* BEGIN Data to process *

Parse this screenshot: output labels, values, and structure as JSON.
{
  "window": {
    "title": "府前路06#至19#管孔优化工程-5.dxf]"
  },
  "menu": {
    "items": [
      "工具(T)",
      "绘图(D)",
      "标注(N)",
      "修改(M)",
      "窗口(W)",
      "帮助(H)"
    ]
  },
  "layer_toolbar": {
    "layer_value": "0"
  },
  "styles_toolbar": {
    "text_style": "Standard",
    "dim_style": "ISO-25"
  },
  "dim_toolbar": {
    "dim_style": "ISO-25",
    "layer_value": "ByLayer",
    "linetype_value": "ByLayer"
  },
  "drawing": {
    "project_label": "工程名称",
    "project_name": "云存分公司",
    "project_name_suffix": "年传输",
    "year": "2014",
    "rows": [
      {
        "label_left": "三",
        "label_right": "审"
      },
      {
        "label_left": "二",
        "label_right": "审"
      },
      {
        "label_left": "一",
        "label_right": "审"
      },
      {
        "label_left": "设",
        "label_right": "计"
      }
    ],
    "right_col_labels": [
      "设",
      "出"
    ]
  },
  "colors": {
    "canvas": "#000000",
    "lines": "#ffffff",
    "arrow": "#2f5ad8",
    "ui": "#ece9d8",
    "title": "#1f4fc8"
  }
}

* END Data to process *
* BEGIN Data to process *

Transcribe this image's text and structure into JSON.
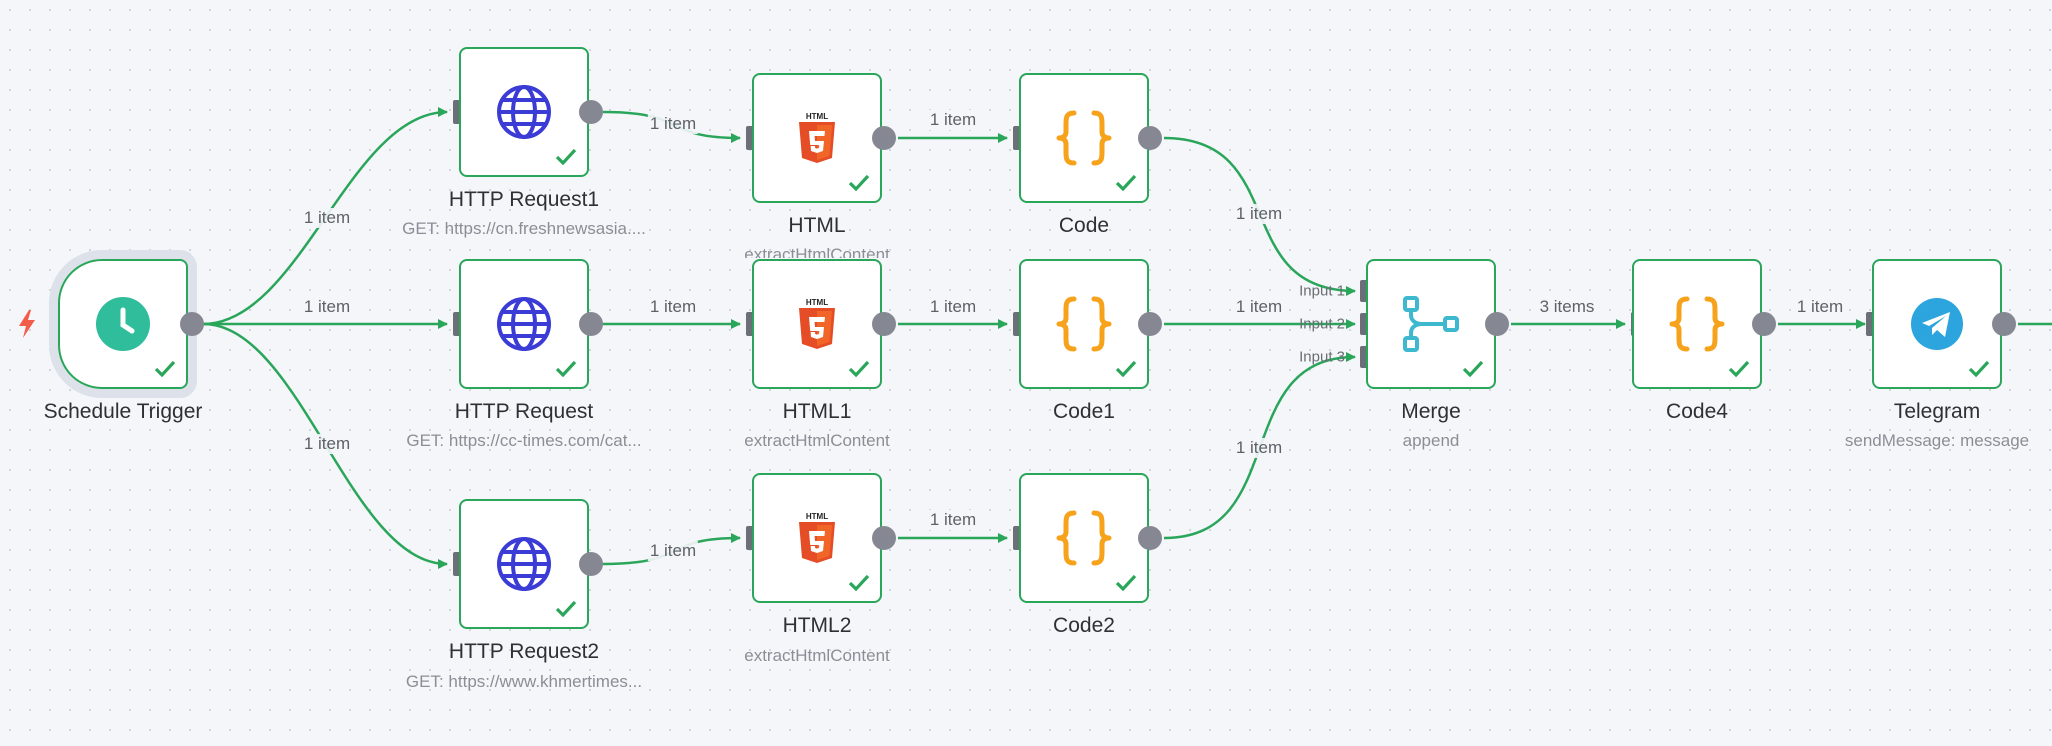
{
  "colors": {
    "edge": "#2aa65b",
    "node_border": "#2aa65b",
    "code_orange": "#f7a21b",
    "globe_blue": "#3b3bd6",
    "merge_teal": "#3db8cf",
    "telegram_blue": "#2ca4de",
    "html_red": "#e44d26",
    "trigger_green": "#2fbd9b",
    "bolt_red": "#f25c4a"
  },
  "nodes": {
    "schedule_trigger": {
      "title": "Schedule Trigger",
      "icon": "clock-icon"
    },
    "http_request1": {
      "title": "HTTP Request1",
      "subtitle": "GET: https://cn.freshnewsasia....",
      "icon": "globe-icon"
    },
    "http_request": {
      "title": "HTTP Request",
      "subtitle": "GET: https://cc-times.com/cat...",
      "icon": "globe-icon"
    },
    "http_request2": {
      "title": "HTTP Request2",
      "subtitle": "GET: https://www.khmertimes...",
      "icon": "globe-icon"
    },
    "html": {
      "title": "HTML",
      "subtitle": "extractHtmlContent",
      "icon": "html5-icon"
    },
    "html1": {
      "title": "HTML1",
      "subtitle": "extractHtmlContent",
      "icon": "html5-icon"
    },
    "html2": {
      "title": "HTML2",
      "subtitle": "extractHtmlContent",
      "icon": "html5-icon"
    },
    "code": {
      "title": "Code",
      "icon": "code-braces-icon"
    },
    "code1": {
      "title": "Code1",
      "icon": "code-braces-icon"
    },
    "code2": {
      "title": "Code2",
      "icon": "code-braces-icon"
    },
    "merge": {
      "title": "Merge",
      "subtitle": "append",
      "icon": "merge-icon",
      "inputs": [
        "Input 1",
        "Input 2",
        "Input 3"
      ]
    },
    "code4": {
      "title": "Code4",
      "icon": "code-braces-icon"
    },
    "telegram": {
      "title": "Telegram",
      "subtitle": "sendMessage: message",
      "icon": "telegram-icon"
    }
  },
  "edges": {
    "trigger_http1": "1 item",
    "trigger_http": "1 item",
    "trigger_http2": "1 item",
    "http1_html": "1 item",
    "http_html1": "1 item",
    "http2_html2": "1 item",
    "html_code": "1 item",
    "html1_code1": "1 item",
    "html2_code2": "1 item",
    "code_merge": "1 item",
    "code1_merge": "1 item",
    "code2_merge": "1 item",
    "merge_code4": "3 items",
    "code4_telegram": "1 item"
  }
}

* END Data to process *

• What you have to do:
Select all lines with the word "structure" from the entries above.

• Correct response:
Parse this screenshot: output labels, values, and structure as JSON.
Transcribe this image's text and structure into JSON.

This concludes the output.